→ **Selected excerpt**
Posts by KWaclawski:

    April Fool’s Day and You

    April 1st, 2012

    What you did this April Fool’s Day –VS– What it says about you

    Duct-tape your roommate to a wall like a cocoon — You didn’t realize he secretly dressed up like a butterfly beforehand. Just wait…

    Mom, I’m pregnant LOL!” — Adulthood seems so far away to you.

    What’s April Fool’s Day? — You don’t live in the English-speaking world.

    Cover every surface of your friend’s entire room with post-it notes – You didn’t realize he wouldn’t care, and, oh god it’s been eight months and they’re still there…

    Oh shoot, it was April Fool’s Day?? — People post Slowpoke memes on your wall, and it hurts.

    Nothing. Duh. — You rarely like a band for more than about a month until they get too mainstream.

    Spend your time reading all of Kenny Baclawski’s old Jacko articles — Who are you? Where do you live?! I MUST KNOW

    Craft a gigantic alien spaceship, which levitates from the Green, causing mass panic, but then starts playing techno music and opens to reveal a huge April Fool’s Day banner — You have tons of free time, but only one day to show it!

→ **Challenge A**
Reproduce the records word for word, from their very first line down through the line containing "I need the location", both included. Leave out the pictures.

→ **Source material**

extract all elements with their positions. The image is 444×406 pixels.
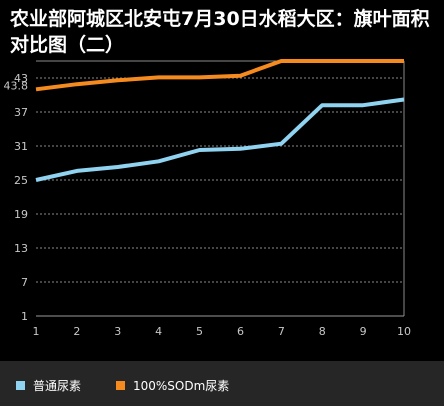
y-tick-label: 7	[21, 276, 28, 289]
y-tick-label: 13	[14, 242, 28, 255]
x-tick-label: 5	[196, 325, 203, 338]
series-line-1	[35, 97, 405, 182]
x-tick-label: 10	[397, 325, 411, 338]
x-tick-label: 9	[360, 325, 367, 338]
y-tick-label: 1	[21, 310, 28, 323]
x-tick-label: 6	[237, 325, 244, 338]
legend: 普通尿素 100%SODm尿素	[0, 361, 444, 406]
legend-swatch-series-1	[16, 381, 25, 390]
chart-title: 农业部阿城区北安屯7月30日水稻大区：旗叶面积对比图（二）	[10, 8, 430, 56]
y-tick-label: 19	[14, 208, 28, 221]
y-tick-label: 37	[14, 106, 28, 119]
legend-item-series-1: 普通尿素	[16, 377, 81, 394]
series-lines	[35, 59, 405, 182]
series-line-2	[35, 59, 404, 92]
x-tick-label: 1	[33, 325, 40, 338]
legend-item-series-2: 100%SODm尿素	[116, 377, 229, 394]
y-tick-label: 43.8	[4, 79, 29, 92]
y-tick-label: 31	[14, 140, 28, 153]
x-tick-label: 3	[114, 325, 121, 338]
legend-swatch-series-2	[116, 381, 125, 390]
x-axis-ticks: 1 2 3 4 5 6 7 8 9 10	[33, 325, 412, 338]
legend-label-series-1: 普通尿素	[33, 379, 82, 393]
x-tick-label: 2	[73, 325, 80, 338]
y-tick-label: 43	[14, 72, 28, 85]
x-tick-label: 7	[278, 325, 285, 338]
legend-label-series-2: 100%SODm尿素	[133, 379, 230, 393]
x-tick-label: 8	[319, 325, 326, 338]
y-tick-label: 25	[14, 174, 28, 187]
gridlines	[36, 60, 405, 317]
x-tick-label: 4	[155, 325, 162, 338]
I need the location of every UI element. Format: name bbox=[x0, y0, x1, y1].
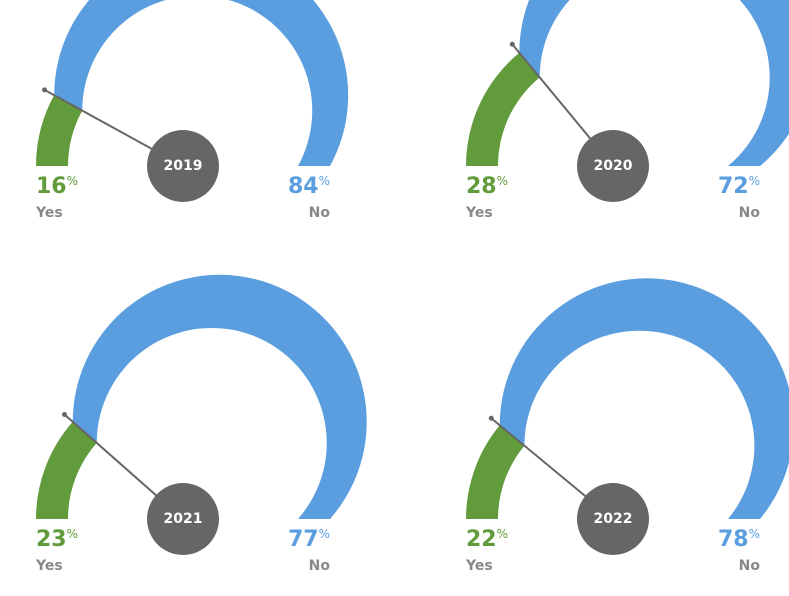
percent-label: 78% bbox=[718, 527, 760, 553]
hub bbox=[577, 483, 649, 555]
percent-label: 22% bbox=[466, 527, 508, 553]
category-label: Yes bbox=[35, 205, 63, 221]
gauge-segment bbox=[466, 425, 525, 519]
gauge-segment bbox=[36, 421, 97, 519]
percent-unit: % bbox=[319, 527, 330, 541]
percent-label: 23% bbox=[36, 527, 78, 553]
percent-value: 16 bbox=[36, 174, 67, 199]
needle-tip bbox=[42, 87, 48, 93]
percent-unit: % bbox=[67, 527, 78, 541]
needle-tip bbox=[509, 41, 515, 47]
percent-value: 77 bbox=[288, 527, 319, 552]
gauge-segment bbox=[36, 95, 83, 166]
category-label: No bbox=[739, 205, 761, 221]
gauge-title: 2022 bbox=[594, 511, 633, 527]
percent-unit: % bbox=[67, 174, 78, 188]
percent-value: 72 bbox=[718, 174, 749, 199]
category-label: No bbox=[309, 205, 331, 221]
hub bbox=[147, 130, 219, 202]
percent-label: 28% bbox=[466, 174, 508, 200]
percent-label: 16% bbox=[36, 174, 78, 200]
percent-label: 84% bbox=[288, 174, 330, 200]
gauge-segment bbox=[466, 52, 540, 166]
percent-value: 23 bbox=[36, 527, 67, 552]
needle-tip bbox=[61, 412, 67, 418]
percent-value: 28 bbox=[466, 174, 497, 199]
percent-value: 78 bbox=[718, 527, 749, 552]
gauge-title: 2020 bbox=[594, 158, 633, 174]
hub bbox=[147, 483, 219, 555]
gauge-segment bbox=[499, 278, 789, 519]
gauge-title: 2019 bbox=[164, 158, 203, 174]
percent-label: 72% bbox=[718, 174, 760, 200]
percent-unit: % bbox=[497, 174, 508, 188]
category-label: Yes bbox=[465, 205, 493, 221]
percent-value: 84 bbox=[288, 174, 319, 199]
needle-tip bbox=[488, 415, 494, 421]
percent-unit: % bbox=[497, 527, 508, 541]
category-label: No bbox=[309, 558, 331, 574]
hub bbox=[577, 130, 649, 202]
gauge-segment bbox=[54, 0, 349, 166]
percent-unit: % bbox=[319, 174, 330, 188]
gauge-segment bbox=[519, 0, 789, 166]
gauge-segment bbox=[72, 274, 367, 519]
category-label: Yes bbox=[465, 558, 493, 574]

→ **Challenge B**
In the April Fool's Day post, what does doing nothing on that day say about you?

→ **Full answer A**
extract all elements with their positions. The image is 444×406 pixels.
y-tick-label: 7	[21, 276, 28, 289]
y-tick-label: 13	[14, 242, 28, 255]
x-tick-label: 5	[196, 325, 203, 338]
series-line-1	[35, 97, 405, 182]
x-tick-label: 10	[397, 325, 411, 338]
x-tick-label: 9	[360, 325, 367, 338]
y-tick-label: 1	[21, 310, 28, 323]
x-tick-label: 6	[237, 325, 244, 338]
legend: 普通尿素 100%SODm尿素	[0, 361, 444, 406]
legend-swatch-series-1	[16, 381, 25, 390]
chart-title: 农业部阿城区北安屯7月30日水稻大区：旗叶面积对比图（二）	[10, 8, 430, 56]
y-tick-label: 19	[14, 208, 28, 221]
y-tick-label: 37	[14, 106, 28, 119]
legend-item-series-1: 普通尿素	[16, 377, 81, 394]
series-lines	[35, 59, 405, 182]
series-line-2	[35, 59, 404, 92]
x-tick-label: 1	[33, 325, 40, 338]
legend-item-series-2: 100%SODm尿素	[116, 377, 229, 394]
y-tick-label: 43.8	[4, 79, 29, 92]
y-tick-label: 31	[14, 140, 28, 153]
x-tick-label: 3	[114, 325, 121, 338]
legend-swatch-series-2	[116, 381, 125, 390]
x-axis-ticks: 1 2 3 4 5 6 7 8 9 10	[33, 325, 412, 338]
legend-label-series-1: 普通尿素	[33, 379, 82, 393]
x-tick-label: 2	[73, 325, 80, 338]
y-tick-label: 43	[14, 72, 28, 85]
x-tick-label: 7	[278, 325, 285, 338]
legend-label-series-2: 100%SODm尿素	[133, 379, 230, 393]
x-tick-label: 8	[319, 325, 326, 338]
y-tick-label: 25	[14, 174, 28, 187]
gridlines	[36, 60, 405, 317]
x-tick-label: 4	[155, 325, 162, 338]
I need the location of every UI element. Format: name bbox=[x0, y0, x1, y1].

→ **Full answer B**
You rarely like a band for more than about a month until they get too mainstream.